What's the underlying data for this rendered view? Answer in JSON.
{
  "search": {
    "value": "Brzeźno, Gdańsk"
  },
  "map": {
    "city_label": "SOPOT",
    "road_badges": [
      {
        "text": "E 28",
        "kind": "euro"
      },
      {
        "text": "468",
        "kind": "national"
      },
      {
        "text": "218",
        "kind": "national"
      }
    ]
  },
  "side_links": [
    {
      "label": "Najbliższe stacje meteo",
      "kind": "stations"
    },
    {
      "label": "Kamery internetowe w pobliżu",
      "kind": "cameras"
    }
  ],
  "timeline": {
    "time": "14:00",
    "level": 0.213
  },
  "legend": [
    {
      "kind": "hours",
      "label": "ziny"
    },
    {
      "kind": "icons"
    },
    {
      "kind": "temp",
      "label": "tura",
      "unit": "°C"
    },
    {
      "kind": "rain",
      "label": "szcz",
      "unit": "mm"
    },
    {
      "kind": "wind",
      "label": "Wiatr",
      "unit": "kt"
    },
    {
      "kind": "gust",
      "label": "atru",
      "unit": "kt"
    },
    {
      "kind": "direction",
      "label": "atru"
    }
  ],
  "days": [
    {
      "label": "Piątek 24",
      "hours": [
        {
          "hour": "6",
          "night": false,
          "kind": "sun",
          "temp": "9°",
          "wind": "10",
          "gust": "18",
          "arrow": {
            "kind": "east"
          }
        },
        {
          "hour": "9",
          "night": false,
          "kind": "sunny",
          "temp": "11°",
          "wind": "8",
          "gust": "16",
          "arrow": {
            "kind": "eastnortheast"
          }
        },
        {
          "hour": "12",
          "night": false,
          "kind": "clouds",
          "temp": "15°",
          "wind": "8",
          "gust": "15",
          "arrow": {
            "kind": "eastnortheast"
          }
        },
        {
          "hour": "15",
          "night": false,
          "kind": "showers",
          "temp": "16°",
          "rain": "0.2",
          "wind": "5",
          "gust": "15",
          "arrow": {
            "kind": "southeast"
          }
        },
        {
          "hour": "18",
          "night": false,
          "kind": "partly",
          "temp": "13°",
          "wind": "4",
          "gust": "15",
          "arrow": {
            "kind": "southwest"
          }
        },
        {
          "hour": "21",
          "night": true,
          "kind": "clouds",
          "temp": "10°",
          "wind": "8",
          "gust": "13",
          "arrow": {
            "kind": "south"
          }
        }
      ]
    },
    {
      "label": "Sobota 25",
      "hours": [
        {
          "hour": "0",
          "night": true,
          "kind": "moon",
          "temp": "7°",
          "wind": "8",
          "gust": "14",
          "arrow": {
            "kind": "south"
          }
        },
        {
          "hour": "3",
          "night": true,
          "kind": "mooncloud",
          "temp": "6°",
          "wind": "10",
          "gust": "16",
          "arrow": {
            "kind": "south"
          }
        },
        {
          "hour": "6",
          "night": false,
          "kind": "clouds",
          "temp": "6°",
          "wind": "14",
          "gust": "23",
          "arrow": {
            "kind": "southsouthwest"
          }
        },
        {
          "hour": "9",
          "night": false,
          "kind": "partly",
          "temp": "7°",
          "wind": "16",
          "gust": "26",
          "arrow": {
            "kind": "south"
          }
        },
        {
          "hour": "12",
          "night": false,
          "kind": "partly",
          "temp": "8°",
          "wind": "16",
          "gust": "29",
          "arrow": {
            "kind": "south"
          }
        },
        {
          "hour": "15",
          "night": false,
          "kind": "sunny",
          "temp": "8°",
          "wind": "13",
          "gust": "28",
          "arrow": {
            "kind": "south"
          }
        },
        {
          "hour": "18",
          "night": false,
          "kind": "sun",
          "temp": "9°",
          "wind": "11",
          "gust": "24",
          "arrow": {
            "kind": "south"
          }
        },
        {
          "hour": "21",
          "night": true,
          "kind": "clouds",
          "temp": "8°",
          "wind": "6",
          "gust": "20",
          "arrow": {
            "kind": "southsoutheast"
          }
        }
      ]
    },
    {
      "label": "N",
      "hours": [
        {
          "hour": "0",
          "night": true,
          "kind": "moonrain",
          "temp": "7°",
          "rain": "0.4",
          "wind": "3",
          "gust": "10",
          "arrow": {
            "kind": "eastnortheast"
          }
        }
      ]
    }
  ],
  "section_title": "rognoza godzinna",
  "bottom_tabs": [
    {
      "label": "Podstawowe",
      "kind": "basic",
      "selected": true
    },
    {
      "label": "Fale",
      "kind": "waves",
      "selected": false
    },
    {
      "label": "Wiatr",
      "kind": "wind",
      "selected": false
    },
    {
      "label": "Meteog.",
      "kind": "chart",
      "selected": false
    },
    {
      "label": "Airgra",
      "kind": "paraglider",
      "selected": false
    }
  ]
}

--

OBJECTIVE: Copy all of the data exactly.

EXPECTED ANSWER:
What's the underlying data for this rendered view? Answer in JSON.
{
  "search": {
    "value": "Brzeźno, Gdańsk"
  },
  "map": {
    "city_label": "SOPOT",
    "road_badges": [
      {
        "text": "E 28",
        "kind": "euro"
      },
      {
        "text": "468",
        "kind": "national"
      },
      {
        "text": "218",
        "kind": "national"
      }
    ]
  },
  "side_links": [
    {
      "label": "Najbliższe stacje meteo",
      "kind": "stations"
    },
    {
      "label": "Kamery internetowe w pobliżu",
      "kind": "cameras"
    }
  ],
  "timeline": {
    "time": "14:00",
    "level": 0.213
  },
  "legend": [
    {
      "kind": "hours",
      "label": "ziny"
    },
    {
      "kind": "icons"
    },
    {
      "kind": "temp",
      "label": "tura",
      "unit": "°C"
    },
    {
      "kind": "rain",
      "label": "szcz",
      "unit": "mm"
    },
    {
      "kind": "wind",
      "label": "Wiatr",
      "unit": "kt"
    },
    {
      "kind": "gust",
      "label": "atru",
      "unit": "kt"
    },
    {
      "kind": "direction",
      "label": "atru"
    }
  ],
  "days": [
    {
      "label": "Piątek 24",
      "hours": [
        {
          "hour": "6",
          "night": false,
          "kind": "sun",
          "temp": "9°",
          "wind": "10",
          "gust": "18",
          "arrow": {
            "kind": "east"
          }
        },
        {
          "hour": "9",
          "night": false,
          "kind": "sunny",
          "temp": "11°",
          "wind": "8",
          "gust": "16",
          "arrow": {
            "kind": "eastnortheast"
          }
        },
        {
          "hour": "12",
          "night": false,
          "kind": "clouds",
          "temp": "15°",
          "wind": "8",
          "gust": "15",
          "arrow": {
            "kind": "eastnortheast"
          }
        },
        {
          "hour": "15",
          "night": false,
          "kind": "showers",
          "temp": "16°",
          "rain": "0.2",
          "wind": "5",
          "gust": "15",
          "arrow": {
            "kind": "southeast"
          }
        },
        {
          "hour": "18",
          "night": false,
          "kind": "partly",
          "temp": "13°",
          "wind": "4",
          "gust": "15",
          "arrow": {
            "kind": "southwest"
          }
        },
        {
          "hour": "21",
          "night": true,
          "kind": "clouds",
          "temp": "10°",
          "wind": "8",
          "gust": "13",
          "arrow": {
            "kind": "south"
          }
        }
      ]
    },
    {
      "label": "Sobota 25",
      "hours": [
        {
          "hour": "0",
          "night": true,
          "kind": "moon",
          "temp": "7°",
          "wind": "8",
          "gust": "14",
          "arrow": {
            "kind": "south"
          }
        },
        {
          "hour": "3",
          "night": true,
          "kind": "mooncloud",
          "temp": "6°",
          "wind": "10",
          "gust": "16",
          "arrow": {
            "kind": "south"
          }
        },
        {
          "hour": "6",
          "night": false,
          "kind": "clouds",
          "temp": "6°",
          "wind": "14",
          "gust": "23",
          "arrow": {
            "kind": "southsouthwest"
          }
        },
        {
          "hour": "9",
          "night": false,
          "kind": "partly",
          "temp": "7°",
          "wind": "16",
          "gust": "26",
          "arrow": {
            "kind": "south"
          }
        },
        {
          "hour": "12",
          "night": false,
          "kind": "partly",
          "temp": "8°",
          "wind": "16",
          "gust": "29",
          "arrow": {
            "kind": "south"
          }
        },
        {
          "hour": "15",
          "night": false,
          "kind": "sunny",
          "temp": "8°",
          "wind": "13",
          "gust": "28",
          "arrow": {
            "kind": "south"
          }
        },
        {
          "hour": "18",
          "night": false,
          "kind": "sun",
          "temp": "9°",
          "wind": "11",
          "gust": "24",
          "arrow": {
            "kind": "south"
          }
        },
        {
          "hour": "21",
          "night": true,
          "kind": "clouds",
          "temp": "8°",
          "wind": "6",
          "gust": "20",
          "arrow": {
            "kind": "southsoutheast"
          }
        }
      ]
    },
    {
      "label": "N",
      "hours": [
        {
          "hour": "0",
          "night": true,
          "kind": "moonrain",
          "temp": "7°",
          "rain": "0.4",
          "wind": "3",
          "gust": "10",
          "arrow": {
            "kind": "eastnortheast"
          }
        }
      ]
    }
  ],
  "section_title": "rognoza godzinna",
  "bottom_tabs": [
    {
      "label": "Podstawowe",
      "kind": "basic",
      "selected": true
    },
    {
      "label": "Fale",
      "kind": "waves",
      "selected": false
    },
    {
      "label": "Wiatr",
      "kind": "wind",
      "selected": false
    },
    {
      "label": "Meteog.",
      "kind": "chart",
      "selected": false
    },
    {
      "label": "Airgra",
      "kind": "paraglider",
      "selected": false
    }
  ]
}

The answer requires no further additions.